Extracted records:
%%
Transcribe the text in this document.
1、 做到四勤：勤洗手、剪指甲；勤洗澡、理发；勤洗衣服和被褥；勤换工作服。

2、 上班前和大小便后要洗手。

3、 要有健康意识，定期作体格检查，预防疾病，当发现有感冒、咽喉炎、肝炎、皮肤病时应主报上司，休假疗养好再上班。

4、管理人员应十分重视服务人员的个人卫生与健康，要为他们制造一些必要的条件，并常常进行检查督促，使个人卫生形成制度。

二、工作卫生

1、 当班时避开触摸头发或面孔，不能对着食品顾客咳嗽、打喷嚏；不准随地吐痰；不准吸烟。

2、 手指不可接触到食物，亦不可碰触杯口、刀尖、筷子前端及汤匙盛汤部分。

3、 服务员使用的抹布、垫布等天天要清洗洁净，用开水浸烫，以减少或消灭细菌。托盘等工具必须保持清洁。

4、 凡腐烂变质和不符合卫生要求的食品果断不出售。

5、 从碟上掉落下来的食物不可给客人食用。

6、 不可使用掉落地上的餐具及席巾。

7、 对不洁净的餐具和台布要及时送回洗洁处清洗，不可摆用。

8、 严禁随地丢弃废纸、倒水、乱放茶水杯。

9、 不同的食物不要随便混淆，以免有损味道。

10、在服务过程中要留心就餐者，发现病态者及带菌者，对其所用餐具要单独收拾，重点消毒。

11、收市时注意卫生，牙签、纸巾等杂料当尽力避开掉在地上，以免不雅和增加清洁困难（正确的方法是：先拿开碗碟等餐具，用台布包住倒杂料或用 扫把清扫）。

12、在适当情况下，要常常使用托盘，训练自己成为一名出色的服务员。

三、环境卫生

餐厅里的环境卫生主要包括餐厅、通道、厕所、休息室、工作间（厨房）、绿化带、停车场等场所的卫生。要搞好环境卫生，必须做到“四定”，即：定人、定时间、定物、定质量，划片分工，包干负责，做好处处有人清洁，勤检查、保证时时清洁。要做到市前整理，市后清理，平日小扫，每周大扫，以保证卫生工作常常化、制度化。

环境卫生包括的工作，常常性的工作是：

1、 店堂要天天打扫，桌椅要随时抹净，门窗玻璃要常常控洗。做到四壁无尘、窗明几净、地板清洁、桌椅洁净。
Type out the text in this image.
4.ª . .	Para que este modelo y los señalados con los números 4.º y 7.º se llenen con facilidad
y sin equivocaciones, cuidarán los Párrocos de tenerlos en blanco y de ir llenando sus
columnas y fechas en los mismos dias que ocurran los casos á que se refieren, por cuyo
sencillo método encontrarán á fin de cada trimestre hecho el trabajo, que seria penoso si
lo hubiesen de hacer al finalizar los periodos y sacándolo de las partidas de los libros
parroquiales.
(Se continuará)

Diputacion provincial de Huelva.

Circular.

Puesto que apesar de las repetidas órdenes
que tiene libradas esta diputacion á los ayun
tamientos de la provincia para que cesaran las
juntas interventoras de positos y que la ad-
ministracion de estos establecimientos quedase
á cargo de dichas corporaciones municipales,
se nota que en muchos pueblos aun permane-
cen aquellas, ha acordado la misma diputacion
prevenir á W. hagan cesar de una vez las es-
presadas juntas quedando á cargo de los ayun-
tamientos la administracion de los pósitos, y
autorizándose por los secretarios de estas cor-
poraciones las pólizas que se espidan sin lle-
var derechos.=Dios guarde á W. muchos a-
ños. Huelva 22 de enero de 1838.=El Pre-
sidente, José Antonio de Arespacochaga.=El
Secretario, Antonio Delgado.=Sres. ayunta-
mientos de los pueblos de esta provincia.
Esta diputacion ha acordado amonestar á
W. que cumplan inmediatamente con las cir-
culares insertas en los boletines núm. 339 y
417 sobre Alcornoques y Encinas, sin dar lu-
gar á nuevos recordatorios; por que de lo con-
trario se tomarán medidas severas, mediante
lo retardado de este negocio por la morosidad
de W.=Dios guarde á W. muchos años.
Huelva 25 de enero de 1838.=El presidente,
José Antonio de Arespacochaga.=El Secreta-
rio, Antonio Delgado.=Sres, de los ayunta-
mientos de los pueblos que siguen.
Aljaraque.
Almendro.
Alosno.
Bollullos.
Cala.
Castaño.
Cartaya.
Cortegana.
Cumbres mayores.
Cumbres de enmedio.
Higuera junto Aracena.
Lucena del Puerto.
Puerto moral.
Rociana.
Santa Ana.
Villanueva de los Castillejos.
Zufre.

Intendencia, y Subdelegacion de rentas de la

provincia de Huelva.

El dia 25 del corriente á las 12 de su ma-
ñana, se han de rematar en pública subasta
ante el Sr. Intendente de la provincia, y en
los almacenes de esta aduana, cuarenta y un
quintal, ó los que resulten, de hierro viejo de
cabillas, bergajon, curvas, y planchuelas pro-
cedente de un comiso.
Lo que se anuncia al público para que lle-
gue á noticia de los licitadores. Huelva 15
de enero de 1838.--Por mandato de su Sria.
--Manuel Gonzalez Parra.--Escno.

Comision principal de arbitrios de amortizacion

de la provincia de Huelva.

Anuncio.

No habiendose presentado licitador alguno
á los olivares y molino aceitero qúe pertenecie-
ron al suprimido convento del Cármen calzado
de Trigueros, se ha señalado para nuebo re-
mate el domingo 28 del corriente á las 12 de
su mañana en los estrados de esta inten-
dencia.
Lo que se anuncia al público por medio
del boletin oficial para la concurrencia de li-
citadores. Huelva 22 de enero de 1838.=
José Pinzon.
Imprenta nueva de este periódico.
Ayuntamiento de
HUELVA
%%
◆ PROBLEM TO SOLVE ◆
Copy every line of the listing that includes the string "enero".

◆ SOLUTION BELOW ◆
ños. Huelva 22 de enero de 1838.=El Pre-
Huelva 25 de enero de 1838.=El presidente,
de enero de 1838.--Por mandato de su Sria.
citadores. Huelva 22 de enero de 1838.=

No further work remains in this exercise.